--- The request ---
Determine how many lines of the data below contain "Chamma", then give only that number.

--- Records for the task ---
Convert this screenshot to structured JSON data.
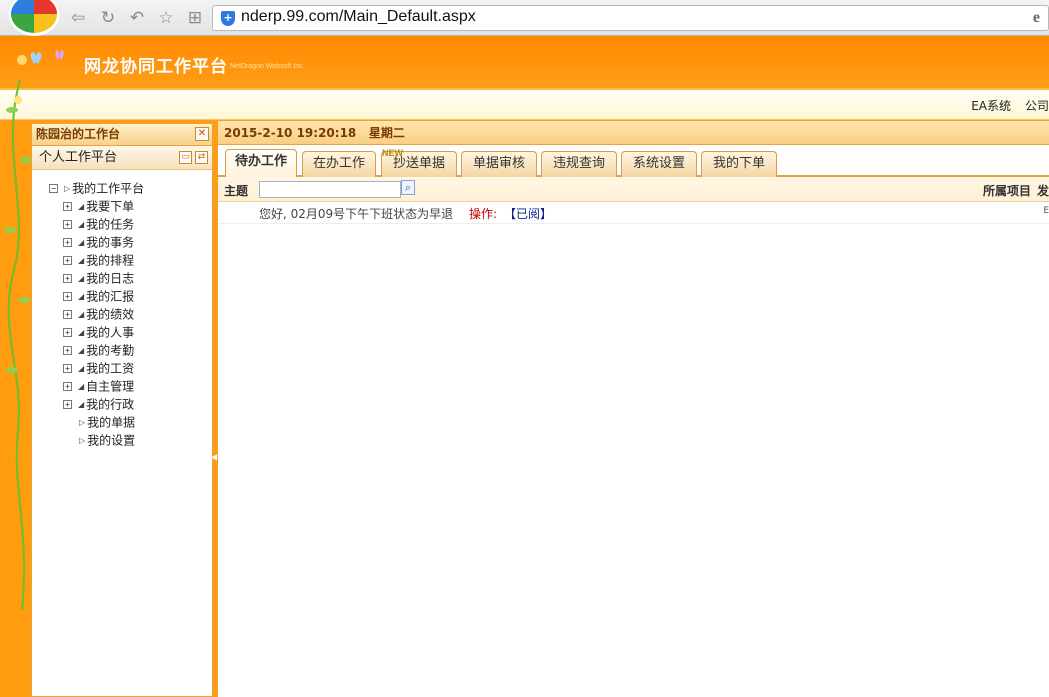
{
  "browser": {
    "url": "nderp.99.com/Main_Default.aspx",
    "ie_icon": "e"
  },
  "header": {
    "title": "网龙协同工作平台",
    "subtitle": "NetDragon Websoft Inc"
  },
  "top_links": [
    "EA系统",
    "公司"
  ],
  "left_panel": {
    "title": "陈园治的工作台",
    "section": "个人工作平台",
    "tree_root": "我的工作平台",
    "expandable_items": [
      "我要下单",
      "我的任务",
      "我的事务",
      "我的排程",
      "我的日志",
      "我的汇报",
      "我的绩效",
      "我的人事",
      "我的考勤",
      "我的工资",
      "自主管理",
      "我的行政"
    ],
    "leaf_items": [
      "我的单据",
      "我的设置"
    ]
  },
  "main": {
    "datetime": "2015-2-10 19:20:18",
    "weekday": "星期二",
    "tabs": [
      "待办工作",
      "在办工作",
      "抄送单据",
      "单据审核",
      "违规查询",
      "系统设置",
      "我的下单"
    ],
    "new_badge": "NEW",
    "filter": {
      "subject_label": "主题",
      "subject_value": "",
      "project_label": "所属项目",
      "project_tail": "发"
    },
    "tasks": [
      {
        "text": "您好, 02月09号下午下班状态为早退",
        "op_label": "操作:",
        "op_link": "【已阅】",
        "tail": "E"
      }
    ]
  },
  "colors": {
    "accent": "#ff9c10",
    "panel_border": "#e8a33c",
    "op_red": "#c00000",
    "link_blue": "#0a1e8c"
  }
}
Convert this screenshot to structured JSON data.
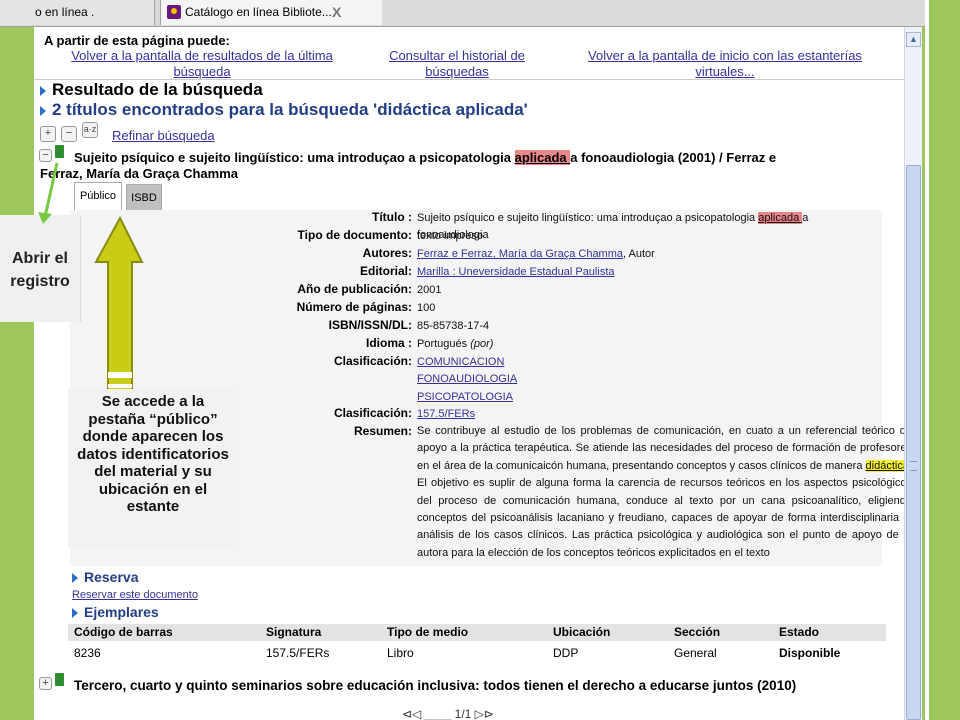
{
  "browser": {
    "tabs": [
      {
        "label": "o en línea ."
      },
      {
        "label": "Catálogo en línea Bibliote..."
      }
    ],
    "close_symbol": "X"
  },
  "nav": {
    "heading": "A partir de esta página puede:",
    "links": [
      {
        "line1": "Volver a la pantalla de resultados de la última",
        "line2": "búsqueda"
      },
      {
        "line1": "Consultar el historial de",
        "line2": "búsquedas"
      },
      {
        "line1": "Volver a la pantalla de inicio con las estanterías",
        "line2": "virtuales..."
      }
    ]
  },
  "results": {
    "heading": "Resultado de la búsqueda",
    "found": "2 títulos encontrados para la búsqueda 'didáctica aplicada'",
    "refine": "Refinar búsqueda",
    "tool_az": "a·z",
    "tool_plus": "+",
    "tool_minus": "−"
  },
  "record1": {
    "expander": "−",
    "title_part1": "Sujeito psíquico e sujeito lingüístico: uma introduçao a psicopatologia ",
    "title_highlight": "aplicada ",
    "title_part2": "a fonoaudiologia (2001) / Ferraz e",
    "title_line2": "Ferraz, María da Graça Chamma",
    "tabs": [
      "Público",
      "ISBD"
    ],
    "fields": {
      "titulo_label": "Título :",
      "titulo_1": "Sujeito psíquico e sujeito lingüístico: uma introduçao a psicopatologia ",
      "titulo_hl": "aplicada ",
      "titulo_2": "a fonoaudiologia",
      "tipo_label": "Tipo de documento:",
      "tipo": "texto impreso",
      "autores_label": "Autores:",
      "autores_link": "Ferraz e Ferraz, María da Graça Chamma",
      "autores_role": ", Autor",
      "editorial_label": "Editorial:",
      "editorial": "Marilla : Uneversidade Estadual Paulista",
      "anio_label": "Año de publicación:",
      "anio": "2001",
      "paginas_label": "Número de páginas:",
      "paginas": "100",
      "isbn_label": "ISBN/ISSN/DL:",
      "isbn": "85-85738-17-4",
      "idioma_label": "Idioma :",
      "idioma": "Portugués",
      "idioma_code": "(por)",
      "clasif_label": "Clasificación:",
      "clasif_1": "COMUNICACION",
      "clasif_2": "FONOAUDIOLOGIA",
      "clasif_3": "PSICOPATOLOGIA",
      "clasif2_label": "Clasificación:",
      "clasif2": "157.5/FERs",
      "resumen_label": "Resumen:",
      "resumen_1": "Se contribuye al estudio de los problemas de comunicación, en cuato a un referencial teórico de apoyo a la práctica terapéutica. Se atiende las necesidades del proceso de formación de profesores en el área de la comunicaicón humana, presentando conceptos y casos clínicos de manera ",
      "resumen_hl": "didáctica",
      "resumen_2": ". El objetivo es suplir de alguna forma la carencia de recursos teóricos en los aspectos psicológicos del proceso de comunicación humana, conduce al texto por un cana psicoanalítico, eligiendo conceptos del psicoanálisis lacaniano y freudiano, capaces de apoyar de forma interdisciplinaria el análisis de los casos clínicos. Las práctica psicológica y audiológica son el punto de apoyo de la autora para la elección de los conceptos teóricos explicitados en el texto"
    },
    "reserva_heading": "Reserva",
    "reserva_link": "Reservar este documento",
    "ejemplares_heading": "Ejemplares",
    "table": {
      "headers": [
        "Código de barras",
        "Signatura",
        "Tipo de medio",
        "Ubicación",
        "Sección",
        "Estado"
      ],
      "row": [
        "8236",
        "157.5/FERs",
        "Libro",
        "DDP",
        "General",
        "Disponible"
      ]
    }
  },
  "record2": {
    "expander": "+",
    "title": "Tercero, cuarto y quinto seminarios sobre educación inclusiva: todos tienen el derecho a educarse juntos (2010)"
  },
  "pager": "⊲◁  ____ 1/1  ▷⊳",
  "annotations": {
    "abrir_line1": "Abrir el",
    "abrir_line2": "registro",
    "callout": "Se accede a la pestaña “público” donde aparecen los datos identificatorios del material y su ubicación en el estante"
  },
  "colors": {
    "slide_green": "#9dc75a",
    "arrow_yellow": "#c8cc14",
    "link_blue": "#333399",
    "heading_blue": "#223d85",
    "highlight_red": "#e8868a",
    "highlight_yellow": "#f4ee36"
  }
}
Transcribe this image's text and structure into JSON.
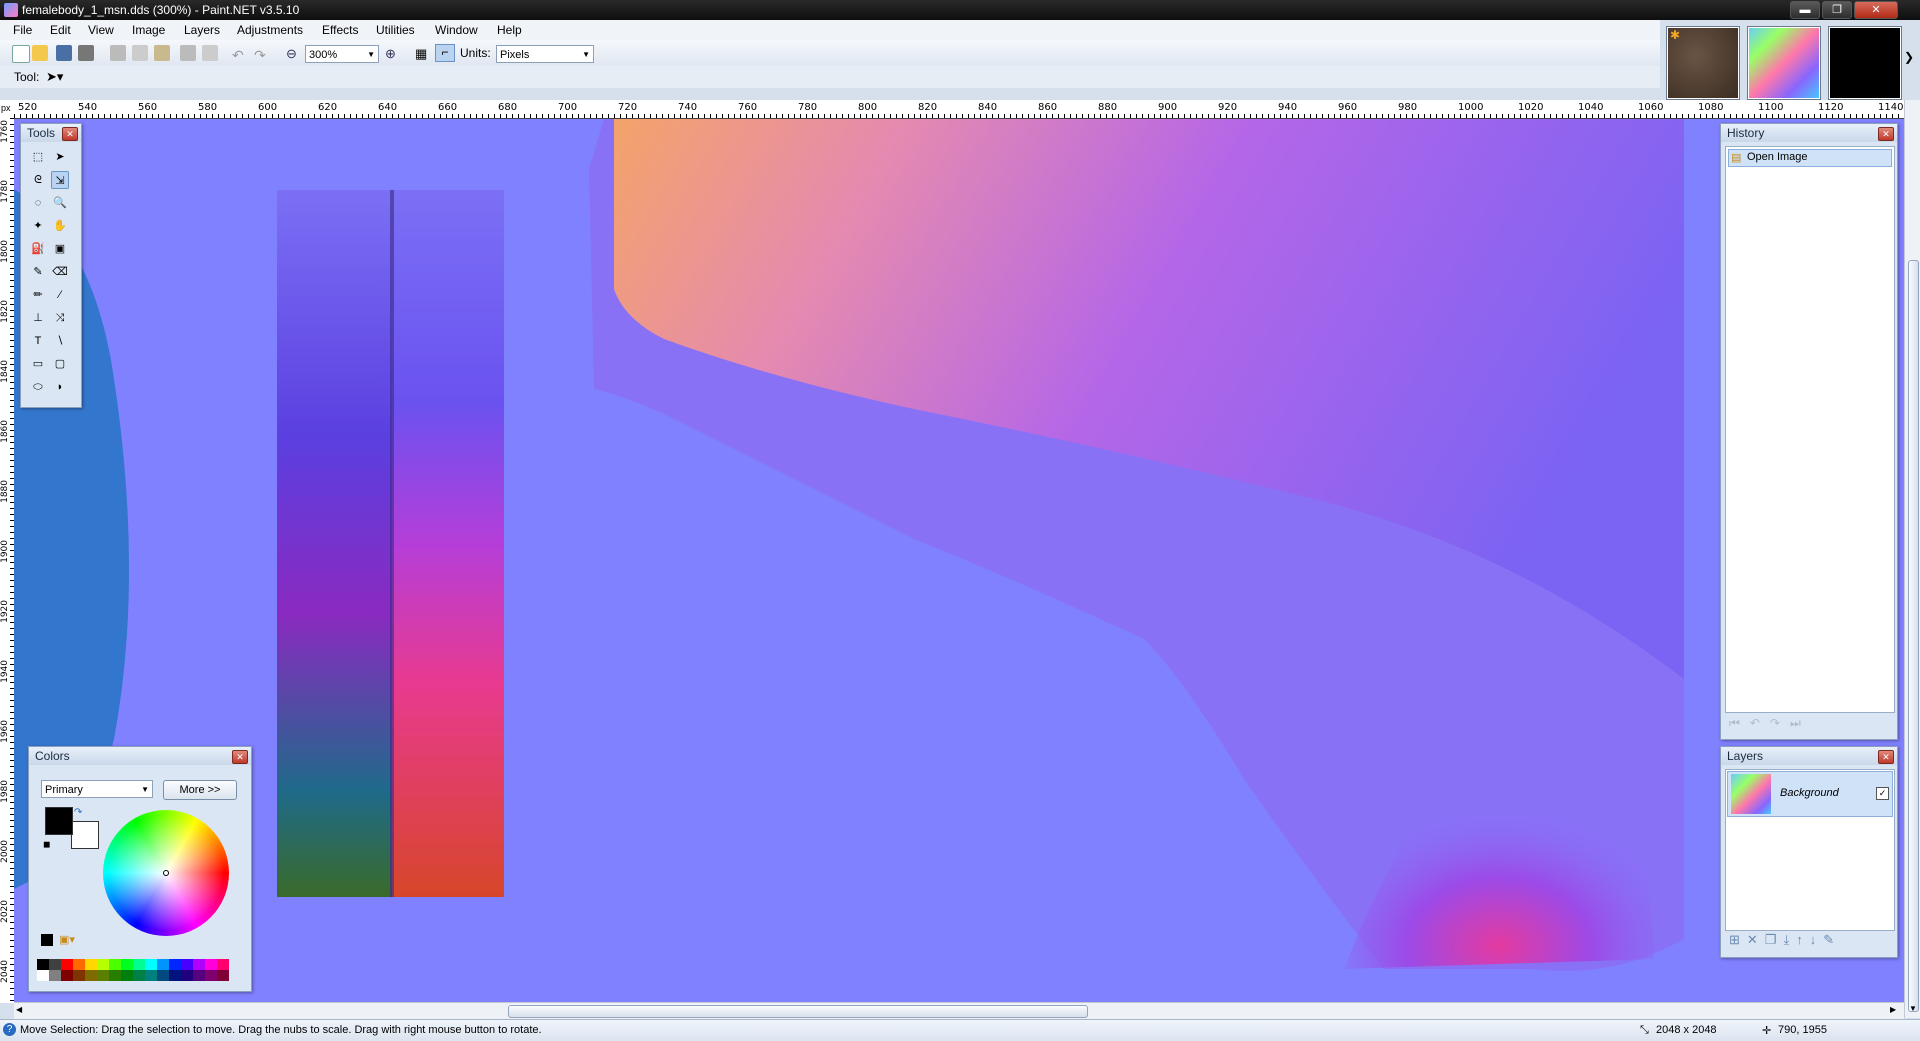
{
  "window": {
    "title": "femalebody_1_msn.dds (300%) - Paint.NET v3.5.10",
    "min_label": "▬",
    "max_label": "❐",
    "close_label": "✕"
  },
  "menu": [
    "File",
    "Edit",
    "View",
    "Image",
    "Layers",
    "Adjustments",
    "Effects",
    "Utilities",
    "Window",
    "Help"
  ],
  "toolbar": {
    "zoom_value": "300%",
    "units_label": "Units:",
    "units_value": "Pixels",
    "tool_label": "Tool:",
    "icons": [
      "new-icon",
      "open-icon",
      "save-icon",
      "print-icon",
      "cut-icon",
      "copy-icon",
      "paste-icon",
      "crop-icon",
      "deselect-icon",
      "undo-icon",
      "redo-icon",
      "zoom-out-icon",
      "zoom-in-icon",
      "grid-icon",
      "rulers-icon"
    ]
  },
  "ruler": {
    "unit": "px",
    "h_labels": [
      "520",
      "540",
      "560",
      "580",
      "600",
      "620",
      "640",
      "660",
      "680",
      "700",
      "720",
      "740",
      "760",
      "780",
      "800",
      "820",
      "840",
      "860",
      "880",
      "900",
      "920",
      "940",
      "960",
      "980",
      "1000",
      "1020",
      "1040",
      "1060",
      "1080",
      "1100",
      "1120",
      "1140"
    ],
    "v_labels": [
      "1760",
      "1780",
      "1800",
      "1820",
      "1840",
      "1860",
      "1880",
      "1900",
      "1920",
      "1940",
      "1960",
      "1980",
      "2000",
      "2020",
      "2040"
    ]
  },
  "tools_panel": {
    "title": "Tools",
    "tools": [
      {
        "name": "rectangle-select-tool",
        "glyph": "⬚"
      },
      {
        "name": "move-selected-pixels-tool",
        "glyph": "➤"
      },
      {
        "name": "lasso-select-tool",
        "glyph": "ᘓ"
      },
      {
        "name": "move-selection-tool",
        "glyph": "⇲"
      },
      {
        "name": "ellipse-select-tool",
        "glyph": "◌"
      },
      {
        "name": "zoom-tool",
        "glyph": "🔍"
      },
      {
        "name": "magic-wand-tool",
        "glyph": "✦"
      },
      {
        "name": "pan-tool",
        "glyph": "✋"
      },
      {
        "name": "paint-bucket-tool",
        "glyph": "⛽"
      },
      {
        "name": "gradient-tool",
        "glyph": "▣"
      },
      {
        "name": "paintbrush-tool",
        "glyph": "✎"
      },
      {
        "name": "eraser-tool",
        "glyph": "⌫"
      },
      {
        "name": "pencil-tool",
        "glyph": "✏"
      },
      {
        "name": "color-picker-tool",
        "glyph": "⁄"
      },
      {
        "name": "clone-stamp-tool",
        "glyph": "⊥"
      },
      {
        "name": "recolor-tool",
        "glyph": "⤨"
      },
      {
        "name": "text-tool",
        "glyph": "T"
      },
      {
        "name": "line-curve-tool",
        "glyph": "∖"
      },
      {
        "name": "rectangle-tool",
        "glyph": "▭"
      },
      {
        "name": "rounded-rectangle-tool",
        "glyph": "▢"
      },
      {
        "name": "ellipse-tool",
        "glyph": "⬭"
      },
      {
        "name": "freeform-shape-tool",
        "glyph": "◗"
      }
    ]
  },
  "history_panel": {
    "title": "History",
    "items": [
      "Open Image"
    ]
  },
  "layers_panel": {
    "title": "Layers",
    "layers": [
      {
        "name": "Background",
        "visible": true
      }
    ]
  },
  "colors_panel": {
    "title": "Colors",
    "mode": "Primary",
    "more_label": "More >>",
    "primary_color": "#000000",
    "secondary_color": "#ffffff",
    "palette": [
      "#000000",
      "#404040",
      "#ff0000",
      "#ff6a00",
      "#ffd800",
      "#b6ff00",
      "#4cff00",
      "#00ff21",
      "#00ff90",
      "#00ffff",
      "#0094ff",
      "#0026ff",
      "#4800ff",
      "#b200ff",
      "#ff00dc",
      "#ff006e"
    ],
    "palette2": [
      "#ffffff",
      "#808080",
      "#7f0000",
      "#7f3300",
      "#7f6a00",
      "#5b7f00",
      "#267f00",
      "#007f0e",
      "#007f46",
      "#007f7f",
      "#004a7f",
      "#00137f",
      "#21007f",
      "#57007f",
      "#7f006e",
      "#7f0037"
    ]
  },
  "status": {
    "message": "Move Selection: Drag the selection to move. Drag the nubs to scale. Drag with right mouse button to rotate.",
    "image_size": "2048 x 2048",
    "cursor": "790, 1955"
  }
}
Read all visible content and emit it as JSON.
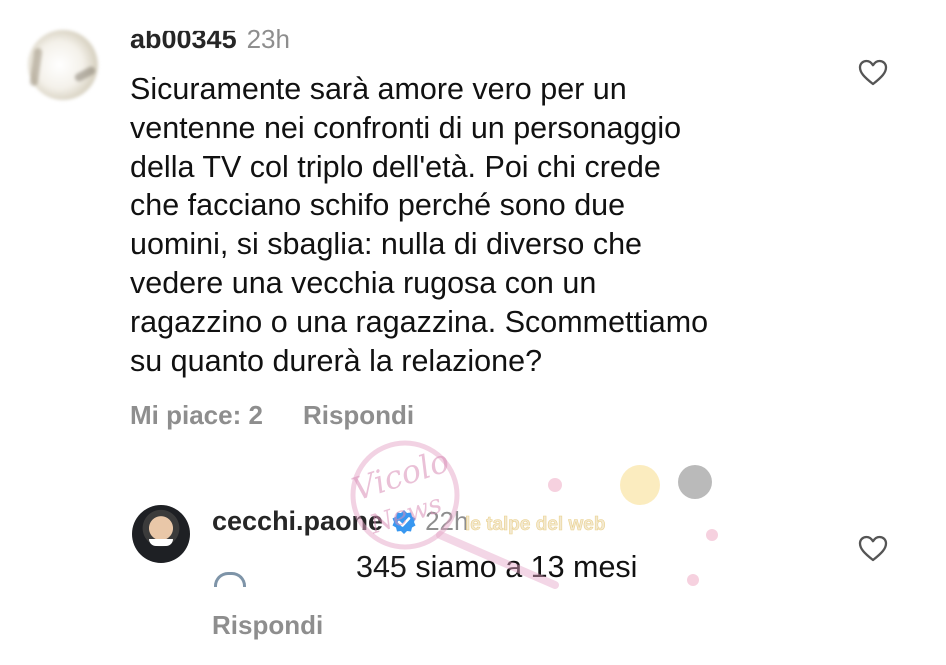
{
  "comment": {
    "username": "ab00345",
    "time": "23h",
    "text": "Sicuramente sarà amore vero per un\nventenne nei confronti di un personaggio\ndella TV col triplo dell'età. Poi chi crede\nche facciano schifo perché sono due\nuomini, si sbaglia: nulla di diverso che\nvedere una vecchia rugosa con un\nragazzino o una ragazzina. Scommettiamo\nsu quanto durerà la relazione?",
    "likes_label": "Mi piace: 2",
    "reply_label": "Rispondi"
  },
  "reply": {
    "username": "cecchi.paone",
    "time": "22h",
    "mention_visible": "345",
    "text": " siamo a 13 mesi",
    "reply_label": "Rispondi"
  },
  "watermark": {
    "line1": "Vicolo",
    "line2": "News",
    "line3": "le talpe del web"
  },
  "icons": {
    "like": "heart-outline-icon",
    "verified": "verified-badge-icon"
  },
  "colors": {
    "meta_gray": "#8e8e8e",
    "text": "#111111",
    "verified_blue": "#3897f0",
    "watermark_pink": "#d98fb8"
  }
}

--- Reply to the task ---
2